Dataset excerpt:
____________

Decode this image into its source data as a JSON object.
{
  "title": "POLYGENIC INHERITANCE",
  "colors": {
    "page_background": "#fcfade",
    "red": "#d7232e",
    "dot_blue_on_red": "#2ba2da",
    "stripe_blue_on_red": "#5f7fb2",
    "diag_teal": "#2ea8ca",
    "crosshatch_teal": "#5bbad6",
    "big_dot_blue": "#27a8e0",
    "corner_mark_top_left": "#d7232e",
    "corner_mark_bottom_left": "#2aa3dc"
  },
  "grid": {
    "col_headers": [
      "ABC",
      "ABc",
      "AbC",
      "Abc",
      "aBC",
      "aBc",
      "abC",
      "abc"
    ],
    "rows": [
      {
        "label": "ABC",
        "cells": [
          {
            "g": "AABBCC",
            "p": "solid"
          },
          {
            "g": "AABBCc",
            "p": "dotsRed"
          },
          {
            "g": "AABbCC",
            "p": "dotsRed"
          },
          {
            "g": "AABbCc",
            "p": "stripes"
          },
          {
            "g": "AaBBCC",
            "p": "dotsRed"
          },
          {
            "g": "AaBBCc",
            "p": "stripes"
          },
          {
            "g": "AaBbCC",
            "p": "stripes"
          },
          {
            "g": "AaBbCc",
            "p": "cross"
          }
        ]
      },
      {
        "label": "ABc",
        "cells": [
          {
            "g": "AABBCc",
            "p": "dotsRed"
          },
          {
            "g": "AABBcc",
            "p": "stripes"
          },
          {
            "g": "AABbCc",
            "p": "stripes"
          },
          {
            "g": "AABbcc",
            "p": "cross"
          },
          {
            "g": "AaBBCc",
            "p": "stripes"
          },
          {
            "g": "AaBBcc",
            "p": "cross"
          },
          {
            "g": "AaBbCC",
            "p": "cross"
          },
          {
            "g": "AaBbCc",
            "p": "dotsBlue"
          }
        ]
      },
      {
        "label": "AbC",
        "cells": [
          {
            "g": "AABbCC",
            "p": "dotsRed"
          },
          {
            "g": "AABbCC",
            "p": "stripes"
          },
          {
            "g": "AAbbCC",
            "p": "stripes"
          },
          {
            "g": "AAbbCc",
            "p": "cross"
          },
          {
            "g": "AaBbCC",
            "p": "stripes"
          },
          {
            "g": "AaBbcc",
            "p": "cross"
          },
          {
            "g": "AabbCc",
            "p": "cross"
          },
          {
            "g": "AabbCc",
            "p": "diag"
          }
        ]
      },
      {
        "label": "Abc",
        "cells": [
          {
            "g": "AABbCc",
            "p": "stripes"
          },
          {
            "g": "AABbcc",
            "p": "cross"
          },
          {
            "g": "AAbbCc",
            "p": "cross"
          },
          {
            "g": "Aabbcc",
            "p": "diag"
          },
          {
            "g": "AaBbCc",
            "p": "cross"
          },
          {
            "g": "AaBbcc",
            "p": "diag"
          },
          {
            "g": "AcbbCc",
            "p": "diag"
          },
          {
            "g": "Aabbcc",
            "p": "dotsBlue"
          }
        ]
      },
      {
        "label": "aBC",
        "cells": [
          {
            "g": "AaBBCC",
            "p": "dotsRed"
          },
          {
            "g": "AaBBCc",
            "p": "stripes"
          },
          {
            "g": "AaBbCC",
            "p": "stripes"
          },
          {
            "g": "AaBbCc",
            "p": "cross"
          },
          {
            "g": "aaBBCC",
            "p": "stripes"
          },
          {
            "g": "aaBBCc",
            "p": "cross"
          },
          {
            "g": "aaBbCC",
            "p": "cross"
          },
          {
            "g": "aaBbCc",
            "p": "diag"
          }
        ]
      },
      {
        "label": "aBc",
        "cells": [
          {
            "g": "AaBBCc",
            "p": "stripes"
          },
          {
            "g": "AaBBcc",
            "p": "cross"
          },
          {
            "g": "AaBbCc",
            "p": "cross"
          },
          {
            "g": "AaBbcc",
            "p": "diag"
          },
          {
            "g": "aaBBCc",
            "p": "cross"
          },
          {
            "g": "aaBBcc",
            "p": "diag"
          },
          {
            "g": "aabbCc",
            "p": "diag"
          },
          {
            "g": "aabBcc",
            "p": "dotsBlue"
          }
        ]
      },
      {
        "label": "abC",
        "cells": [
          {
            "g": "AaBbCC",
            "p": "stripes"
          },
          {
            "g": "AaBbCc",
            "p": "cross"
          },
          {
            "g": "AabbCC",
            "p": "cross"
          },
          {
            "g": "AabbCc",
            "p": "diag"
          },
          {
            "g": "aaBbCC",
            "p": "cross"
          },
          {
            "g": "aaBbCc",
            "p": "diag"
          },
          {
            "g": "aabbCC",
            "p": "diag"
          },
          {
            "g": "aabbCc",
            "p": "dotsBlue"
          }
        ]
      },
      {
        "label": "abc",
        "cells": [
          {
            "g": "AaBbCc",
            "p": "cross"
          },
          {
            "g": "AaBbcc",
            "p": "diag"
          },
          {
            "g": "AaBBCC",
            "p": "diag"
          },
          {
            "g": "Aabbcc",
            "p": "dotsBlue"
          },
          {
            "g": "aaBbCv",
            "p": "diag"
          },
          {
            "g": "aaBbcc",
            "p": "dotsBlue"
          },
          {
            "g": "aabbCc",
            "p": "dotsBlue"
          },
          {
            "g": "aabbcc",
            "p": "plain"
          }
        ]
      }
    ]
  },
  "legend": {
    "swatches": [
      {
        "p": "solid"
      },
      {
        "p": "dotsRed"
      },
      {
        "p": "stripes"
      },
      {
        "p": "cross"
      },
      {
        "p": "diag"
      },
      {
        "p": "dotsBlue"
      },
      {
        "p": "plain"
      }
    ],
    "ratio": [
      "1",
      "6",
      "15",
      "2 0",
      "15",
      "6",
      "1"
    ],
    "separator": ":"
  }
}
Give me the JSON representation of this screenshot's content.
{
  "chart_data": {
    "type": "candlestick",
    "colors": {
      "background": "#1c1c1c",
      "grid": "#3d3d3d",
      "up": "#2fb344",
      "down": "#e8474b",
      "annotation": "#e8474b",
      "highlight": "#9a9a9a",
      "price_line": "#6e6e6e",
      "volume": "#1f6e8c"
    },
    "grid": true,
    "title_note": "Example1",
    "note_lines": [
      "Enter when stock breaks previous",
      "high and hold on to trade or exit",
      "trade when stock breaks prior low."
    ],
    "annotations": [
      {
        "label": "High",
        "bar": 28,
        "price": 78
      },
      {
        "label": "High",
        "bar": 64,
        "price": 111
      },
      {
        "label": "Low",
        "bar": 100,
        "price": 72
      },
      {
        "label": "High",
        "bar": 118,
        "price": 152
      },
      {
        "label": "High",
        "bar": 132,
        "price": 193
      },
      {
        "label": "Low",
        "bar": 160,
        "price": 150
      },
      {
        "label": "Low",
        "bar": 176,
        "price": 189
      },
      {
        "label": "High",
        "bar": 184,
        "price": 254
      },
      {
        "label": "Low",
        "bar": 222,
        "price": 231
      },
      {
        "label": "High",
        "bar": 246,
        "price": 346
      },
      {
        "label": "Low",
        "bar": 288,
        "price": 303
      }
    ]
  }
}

____________

▸ Work instructions
Repeat the entries above exactly, leaving nothing out.

▸ Expected answer
Decode this image into its source data as a JSON object.
{
  "title": "POLYGENIC INHERITANCE",
  "colors": {
    "page_background": "#fcfade",
    "red": "#d7232e",
    "dot_blue_on_red": "#2ba2da",
    "stripe_blue_on_red": "#5f7fb2",
    "diag_teal": "#2ea8ca",
    "crosshatch_teal": "#5bbad6",
    "big_dot_blue": "#27a8e0",
    "corner_mark_top_left": "#d7232e",
    "corner_mark_bottom_left": "#2aa3dc"
  },
  "grid": {
    "col_headers": [
      "ABC",
      "ABc",
      "AbC",
      "Abc",
      "aBC",
      "aBc",
      "abC",
      "abc"
    ],
    "rows": [
      {
        "label": "ABC",
        "cells": [
          {
            "g": "AABBCC",
            "p": "solid"
          },
          {
            "g": "AABBCc",
            "p": "dotsRed"
          },
          {
            "g": "AABbCC",
            "p": "dotsRed"
          },
          {
            "g": "AABbCc",
            "p": "stripes"
          },
          {
            "g": "AaBBCC",
            "p": "dotsRed"
          },
          {
            "g": "AaBBCc",
            "p": "stripes"
          },
          {
            "g": "AaBbCC",
            "p": "stripes"
          },
          {
            "g": "AaBbCc",
            "p": "cross"
          }
        ]
      },
      {
        "label": "ABc",
        "cells": [
          {
            "g": "AABBCc",
            "p": "dotsRed"
          },
          {
            "g": "AABBcc",
            "p": "stripes"
          },
          {
            "g": "AABbCc",
            "p": "stripes"
          },
          {
            "g": "AABbcc",
            "p": "cross"
          },
          {
            "g": "AaBBCc",
            "p": "stripes"
          },
          {
            "g": "AaBBcc",
            "p": "cross"
          },
          {
            "g": "AaBbCC",
            "p": "cross"
          },
          {
            "g": "AaBbCc",
            "p": "dotsBlue"
          }
        ]
      },
      {
        "label": "AbC",
        "cells": [
          {
            "g": "AABbCC",
            "p": "dotsRed"
          },
          {
            "g": "AABbCC",
            "p": "stripes"
          },
          {
            "g": "AAbbCC",
            "p": "stripes"
          },
          {
            "g": "AAbbCc",
            "p": "cross"
          },
          {
            "g": "AaBbCC",
            "p": "stripes"
          },
          {
            "g": "AaBbcc",
            "p": "cross"
          },
          {
            "g": "AabbCc",
            "p": "cross"
          },
          {
            "g": "AabbCc",
            "p": "diag"
          }
        ]
      },
      {
        "label": "Abc",
        "cells": [
          {
            "g": "AABbCc",
            "p": "stripes"
          },
          {
            "g": "AABbcc",
            "p": "cross"
          },
          {
            "g": "AAbbCc",
            "p": "cross"
          },
          {
            "g": "Aabbcc",
            "p": "diag"
          },
          {
            "g": "AaBbCc",
            "p": "cross"
          },
          {
            "g": "AaBbcc",
            "p": "diag"
          },
          {
            "g": "AcbbCc",
            "p": "diag"
          },
          {
            "g": "Aabbcc",
            "p": "dotsBlue"
          }
        ]
      },
      {
        "label": "aBC",
        "cells": [
          {
            "g": "AaBBCC",
            "p": "dotsRed"
          },
          {
            "g": "AaBBCc",
            "p": "stripes"
          },
          {
            "g": "AaBbCC",
            "p": "stripes"
          },
          {
            "g": "AaBbCc",
            "p": "cross"
          },
          {
            "g": "aaBBCC",
            "p": "stripes"
          },
          {
            "g": "aaBBCc",
            "p": "cross"
          },
          {
            "g": "aaBbCC",
            "p": "cross"
          },
          {
            "g": "aaBbCc",
            "p": "diag"
          }
        ]
      },
      {
        "label": "aBc",
        "cells": [
          {
            "g": "AaBBCc",
            "p": "stripes"
          },
          {
            "g": "AaBBcc",
            "p": "cross"
          },
          {
            "g": "AaBbCc",
            "p": "cross"
          },
          {
            "g": "AaBbcc",
            "p": "diag"
          },
          {
            "g": "aaBBCc",
            "p": "cross"
          },
          {
            "g": "aaBBcc",
            "p": "diag"
          },
          {
            "g": "aabbCc",
            "p": "diag"
          },
          {
            "g": "aabBcc",
            "p": "dotsBlue"
          }
        ]
      },
      {
        "label": "abC",
        "cells": [
          {
            "g": "AaBbCC",
            "p": "stripes"
          },
          {
            "g": "AaBbCc",
            "p": "cross"
          },
          {
            "g": "AabbCC",
            "p": "cross"
          },
          {
            "g": "AabbCc",
            "p": "diag"
          },
          {
            "g": "aaBbCC",
            "p": "cross"
          },
          {
            "g": "aaBbCc",
            "p": "diag"
          },
          {
            "g": "aabbCC",
            "p": "diag"
          },
          {
            "g": "aabbCc",
            "p": "dotsBlue"
          }
        ]
      },
      {
        "label": "abc",
        "cells": [
          {
            "g": "AaBbCc",
            "p": "cross"
          },
          {
            "g": "AaBbcc",
            "p": "diag"
          },
          {
            "g": "AaBBCC",
            "p": "diag"
          },
          {
            "g": "Aabbcc",
            "p": "dotsBlue"
          },
          {
            "g": "aaBbCv",
            "p": "diag"
          },
          {
            "g": "aaBbcc",
            "p": "dotsBlue"
          },
          {
            "g": "aabbCc",
            "p": "dotsBlue"
          },
          {
            "g": "aabbcc",
            "p": "plain"
          }
        ]
      }
    ]
  },
  "legend": {
    "swatches": [
      {
        "p": "solid"
      },
      {
        "p": "dotsRed"
      },
      {
        "p": "stripes"
      },
      {
        "p": "cross"
      },
      {
        "p": "diag"
      },
      {
        "p": "dotsBlue"
      },
      {
        "p": "plain"
      }
    ],
    "ratio": [
      "1",
      "6",
      "15",
      "2 0",
      "15",
      "6",
      "1"
    ],
    "separator": ":"
  }
}
Give me the JSON representation of this screenshot's content.
{
  "chart_data": {
    "type": "candlestick",
    "colors": {
      "background": "#1c1c1c",
      "grid": "#3d3d3d",
      "up": "#2fb344",
      "down": "#e8474b",
      "annotation": "#e8474b",
      "highlight": "#9a9a9a",
      "price_line": "#6e6e6e",
      "volume": "#1f6e8c"
    },
    "grid": true,
    "title_note": "Example1",
    "note_lines": [
      "Enter when stock breaks previous",
      "high and hold on to trade or exit",
      "trade when stock breaks prior low."
    ],
    "annotations": [
      {
        "label": "High",
        "bar": 28,
        "price": 78
      },
      {
        "label": "High",
        "bar": 64,
        "price": 111
      },
      {
        "label": "Low",
        "bar": 100,
        "price": 72
      },
      {
        "label": "High",
        "bar": 118,
        "price": 152
      },
      {
        "label": "High",
        "bar": 132,
        "price": 193
      },
      {
        "label": "Low",
        "bar": 160,
        "price": 150
      },
      {
        "label": "Low",
        "bar": 176,
        "price": 189
      },
      {
        "label": "High",
        "bar": 184,
        "price": 254
      },
      {
        "label": "Low",
        "bar": 222,
        "price": 231
      },
      {
        "label": "High",
        "bar": 246,
        "price": 346
      },
      {
        "label": "Low",
        "bar": 288,
        "price": 303
      }
    ]
  }
}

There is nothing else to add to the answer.